• WRITTEN REQUEST:
Write the records out again, precisely as they stand.

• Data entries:
#####
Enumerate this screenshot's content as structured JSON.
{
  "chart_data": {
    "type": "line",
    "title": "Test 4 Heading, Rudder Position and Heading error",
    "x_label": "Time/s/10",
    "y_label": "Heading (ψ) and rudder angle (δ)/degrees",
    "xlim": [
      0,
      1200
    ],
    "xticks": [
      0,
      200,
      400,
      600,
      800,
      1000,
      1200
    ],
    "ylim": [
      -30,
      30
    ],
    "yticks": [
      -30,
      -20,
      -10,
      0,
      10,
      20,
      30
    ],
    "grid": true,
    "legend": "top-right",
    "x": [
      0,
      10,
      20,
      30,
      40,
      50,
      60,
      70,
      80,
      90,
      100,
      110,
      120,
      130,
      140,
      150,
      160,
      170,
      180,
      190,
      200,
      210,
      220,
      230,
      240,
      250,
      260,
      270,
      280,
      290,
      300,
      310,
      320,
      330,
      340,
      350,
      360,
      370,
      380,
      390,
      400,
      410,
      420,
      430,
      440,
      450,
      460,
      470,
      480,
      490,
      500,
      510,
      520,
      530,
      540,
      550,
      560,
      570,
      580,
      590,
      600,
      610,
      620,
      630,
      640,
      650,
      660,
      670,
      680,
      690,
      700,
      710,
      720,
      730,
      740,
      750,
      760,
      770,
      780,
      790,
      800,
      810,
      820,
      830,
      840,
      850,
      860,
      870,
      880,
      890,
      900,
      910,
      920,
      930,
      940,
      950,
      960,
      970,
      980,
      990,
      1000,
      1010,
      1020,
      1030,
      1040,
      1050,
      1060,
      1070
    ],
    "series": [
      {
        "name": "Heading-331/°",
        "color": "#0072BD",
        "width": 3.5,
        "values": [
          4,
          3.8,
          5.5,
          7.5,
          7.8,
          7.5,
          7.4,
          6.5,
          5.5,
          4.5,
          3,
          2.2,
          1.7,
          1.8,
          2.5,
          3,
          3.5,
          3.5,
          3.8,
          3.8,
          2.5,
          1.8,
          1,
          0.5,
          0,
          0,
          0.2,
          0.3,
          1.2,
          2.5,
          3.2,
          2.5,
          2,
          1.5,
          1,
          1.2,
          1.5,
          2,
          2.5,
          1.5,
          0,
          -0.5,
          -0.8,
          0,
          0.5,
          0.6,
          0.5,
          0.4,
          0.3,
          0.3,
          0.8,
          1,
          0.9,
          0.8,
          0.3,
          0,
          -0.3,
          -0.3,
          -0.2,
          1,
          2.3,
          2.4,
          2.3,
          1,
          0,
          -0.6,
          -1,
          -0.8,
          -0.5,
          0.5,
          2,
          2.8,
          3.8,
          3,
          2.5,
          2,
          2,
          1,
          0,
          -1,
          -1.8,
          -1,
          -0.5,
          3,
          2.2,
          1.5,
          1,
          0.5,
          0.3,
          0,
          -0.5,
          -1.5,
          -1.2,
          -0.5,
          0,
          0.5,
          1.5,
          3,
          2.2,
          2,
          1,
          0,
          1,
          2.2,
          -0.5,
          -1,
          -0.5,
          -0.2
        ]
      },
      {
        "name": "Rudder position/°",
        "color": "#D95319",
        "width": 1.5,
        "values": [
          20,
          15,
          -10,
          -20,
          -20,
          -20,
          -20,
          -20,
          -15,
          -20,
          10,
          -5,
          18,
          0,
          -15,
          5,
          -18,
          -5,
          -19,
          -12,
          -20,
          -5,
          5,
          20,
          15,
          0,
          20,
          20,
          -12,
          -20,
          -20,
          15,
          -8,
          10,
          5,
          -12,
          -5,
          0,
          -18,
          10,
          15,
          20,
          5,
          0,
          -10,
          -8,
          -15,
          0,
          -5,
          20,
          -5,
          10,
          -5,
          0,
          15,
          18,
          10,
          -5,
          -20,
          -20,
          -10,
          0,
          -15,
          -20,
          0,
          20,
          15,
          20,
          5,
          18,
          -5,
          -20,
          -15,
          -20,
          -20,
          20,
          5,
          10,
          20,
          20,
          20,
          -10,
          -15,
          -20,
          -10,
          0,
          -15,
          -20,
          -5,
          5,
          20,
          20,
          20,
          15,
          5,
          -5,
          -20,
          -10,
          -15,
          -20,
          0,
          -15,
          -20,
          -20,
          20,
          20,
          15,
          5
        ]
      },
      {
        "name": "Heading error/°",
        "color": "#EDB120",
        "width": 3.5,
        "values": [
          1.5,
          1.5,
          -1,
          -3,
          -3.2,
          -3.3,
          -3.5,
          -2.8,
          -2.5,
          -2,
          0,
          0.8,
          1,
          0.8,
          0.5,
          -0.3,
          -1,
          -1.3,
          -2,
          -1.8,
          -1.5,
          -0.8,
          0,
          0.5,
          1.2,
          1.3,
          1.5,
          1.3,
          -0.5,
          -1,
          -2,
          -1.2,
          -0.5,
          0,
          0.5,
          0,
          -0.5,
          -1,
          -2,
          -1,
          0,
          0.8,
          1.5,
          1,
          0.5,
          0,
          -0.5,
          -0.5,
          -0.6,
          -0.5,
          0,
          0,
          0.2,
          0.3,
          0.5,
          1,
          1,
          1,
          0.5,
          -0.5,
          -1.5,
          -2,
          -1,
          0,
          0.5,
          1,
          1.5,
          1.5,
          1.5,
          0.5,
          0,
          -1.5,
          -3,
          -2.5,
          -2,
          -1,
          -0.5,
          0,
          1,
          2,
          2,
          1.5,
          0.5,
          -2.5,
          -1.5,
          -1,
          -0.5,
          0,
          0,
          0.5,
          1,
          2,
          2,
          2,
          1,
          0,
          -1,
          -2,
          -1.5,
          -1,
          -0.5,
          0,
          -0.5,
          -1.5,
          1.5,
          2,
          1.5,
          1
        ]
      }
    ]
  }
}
#####
• FULL RESPONSE:
Enumerate this screenshot's content as structured JSON.
{
  "chart_data": {
    "type": "line",
    "title": "Test 4 Heading, Rudder Position and Heading error",
    "x_label": "Time/s/10",
    "y_label": "Heading (ψ) and rudder angle (δ)/degrees",
    "xlim": [
      0,
      1200
    ],
    "xticks": [
      0,
      200,
      400,
      600,
      800,
      1000,
      1200
    ],
    "ylim": [
      -30,
      30
    ],
    "yticks": [
      -30,
      -20,
      -10,
      0,
      10,
      20,
      30
    ],
    "grid": true,
    "legend": "top-right",
    "x": [
      0,
      10,
      20,
      30,
      40,
      50,
      60,
      70,
      80,
      90,
      100,
      110,
      120,
      130,
      140,
      150,
      160,
      170,
      180,
      190,
      200,
      210,
      220,
      230,
      240,
      250,
      260,
      270,
      280,
      290,
      300,
      310,
      320,
      330,
      340,
      350,
      360,
      370,
      380,
      390,
      400,
      410,
      420,
      430,
      440,
      450,
      460,
      470,
      480,
      490,
      500,
      510,
      520,
      530,
      540,
      550,
      560,
      570,
      580,
      590,
      600,
      610,
      620,
      630,
      640,
      650,
      660,
      670,
      680,
      690,
      700,
      710,
      720,
      730,
      740,
      750,
      760,
      770,
      780,
      790,
      800,
      810,
      820,
      830,
      840,
      850,
      860,
      870,
      880,
      890,
      900,
      910,
      920,
      930,
      940,
      950,
      960,
      970,
      980,
      990,
      1000,
      1010,
      1020,
      1030,
      1040,
      1050,
      1060,
      1070
    ],
    "series": [
      {
        "name": "Heading-331/°",
        "color": "#0072BD",
        "width": 3.5,
        "values": [
          4,
          3.8,
          5.5,
          7.5,
          7.8,
          7.5,
          7.4,
          6.5,
          5.5,
          4.5,
          3,
          2.2,
          1.7,
          1.8,
          2.5,
          3,
          3.5,
          3.5,
          3.8,
          3.8,
          2.5,
          1.8,
          1,
          0.5,
          0,
          0,
          0.2,
          0.3,
          1.2,
          2.5,
          3.2,
          2.5,
          2,
          1.5,
          1,
          1.2,
          1.5,
          2,
          2.5,
          1.5,
          0,
          -0.5,
          -0.8,
          0,
          0.5,
          0.6,
          0.5,
          0.4,
          0.3,
          0.3,
          0.8,
          1,
          0.9,
          0.8,
          0.3,
          0,
          -0.3,
          -0.3,
          -0.2,
          1,
          2.3,
          2.4,
          2.3,
          1,
          0,
          -0.6,
          -1,
          -0.8,
          -0.5,
          0.5,
          2,
          2.8,
          3.8,
          3,
          2.5,
          2,
          2,
          1,
          0,
          -1,
          -1.8,
          -1,
          -0.5,
          3,
          2.2,
          1.5,
          1,
          0.5,
          0.3,
          0,
          -0.5,
          -1.5,
          -1.2,
          -0.5,
          0,
          0.5,
          1.5,
          3,
          2.2,
          2,
          1,
          0,
          1,
          2.2,
          -0.5,
          -1,
          -0.5,
          -0.2
        ]
      },
      {
        "name": "Rudder position/°",
        "color": "#D95319",
        "width": 1.5,
        "values": [
          20,
          15,
          -10,
          -20,
          -20,
          -20,
          -20,
          -20,
          -15,
          -20,
          10,
          -5,
          18,
          0,
          -15,
          5,
          -18,
          -5,
          -19,
          -12,
          -20,
          -5,
          5,
          20,
          15,
          0,
          20,
          20,
          -12,
          -20,
          -20,
          15,
          -8,
          10,
          5,
          -12,
          -5,
          0,
          -18,
          10,
          15,
          20,
          5,
          0,
          -10,
          -8,
          -15,
          0,
          -5,
          20,
          -5,
          10,
          -5,
          0,
          15,
          18,
          10,
          -5,
          -20,
          -20,
          -10,
          0,
          -15,
          -20,
          0,
          20,
          15,
          20,
          5,
          18,
          -5,
          -20,
          -15,
          -20,
          -20,
          20,
          5,
          10,
          20,
          20,
          20,
          -10,
          -15,
          -20,
          -10,
          0,
          -15,
          -20,
          -5,
          5,
          20,
          20,
          20,
          15,
          5,
          -5,
          -20,
          -10,
          -15,
          -20,
          0,
          -15,
          -20,
          -20,
          20,
          20,
          15,
          5
        ]
      },
      {
        "name": "Heading error/°",
        "color": "#EDB120",
        "width": 3.5,
        "values": [
          1.5,
          1.5,
          -1,
          -3,
          -3.2,
          -3.3,
          -3.5,
          -2.8,
          -2.5,
          -2,
          0,
          0.8,
          1,
          0.8,
          0.5,
          -0.3,
          -1,
          -1.3,
          -2,
          -1.8,
          -1.5,
          -0.8,
          0,
          0.5,
          1.2,
          1.3,
          1.5,
          1.3,
          -0.5,
          -1,
          -2,
          -1.2,
          -0.5,
          0,
          0.5,
          0,
          -0.5,
          -1,
          -2,
          -1,
          0,
          0.8,
          1.5,
          1,
          0.5,
          0,
          -0.5,
          -0.5,
          -0.6,
          -0.5,
          0,
          0,
          0.2,
          0.3,
          0.5,
          1,
          1,
          1,
          0.5,
          -0.5,
          -1.5,
          -2,
          -1,
          0,
          0.5,
          1,
          1.5,
          1.5,
          1.5,
          0.5,
          0,
          -1.5,
          -3,
          -2.5,
          -2,
          -1,
          -0.5,
          0,
          1,
          2,
          2,
          1.5,
          0.5,
          -2.5,
          -1.5,
          -1,
          -0.5,
          0,
          0,
          0.5,
          1,
          2,
          2,
          2,
          1,
          0,
          -1,
          -2,
          -1.5,
          -1,
          -0.5,
          0,
          -0.5,
          -1.5,
          1.5,
          2,
          1.5,
          1
        ]
      }
    ]
  }
}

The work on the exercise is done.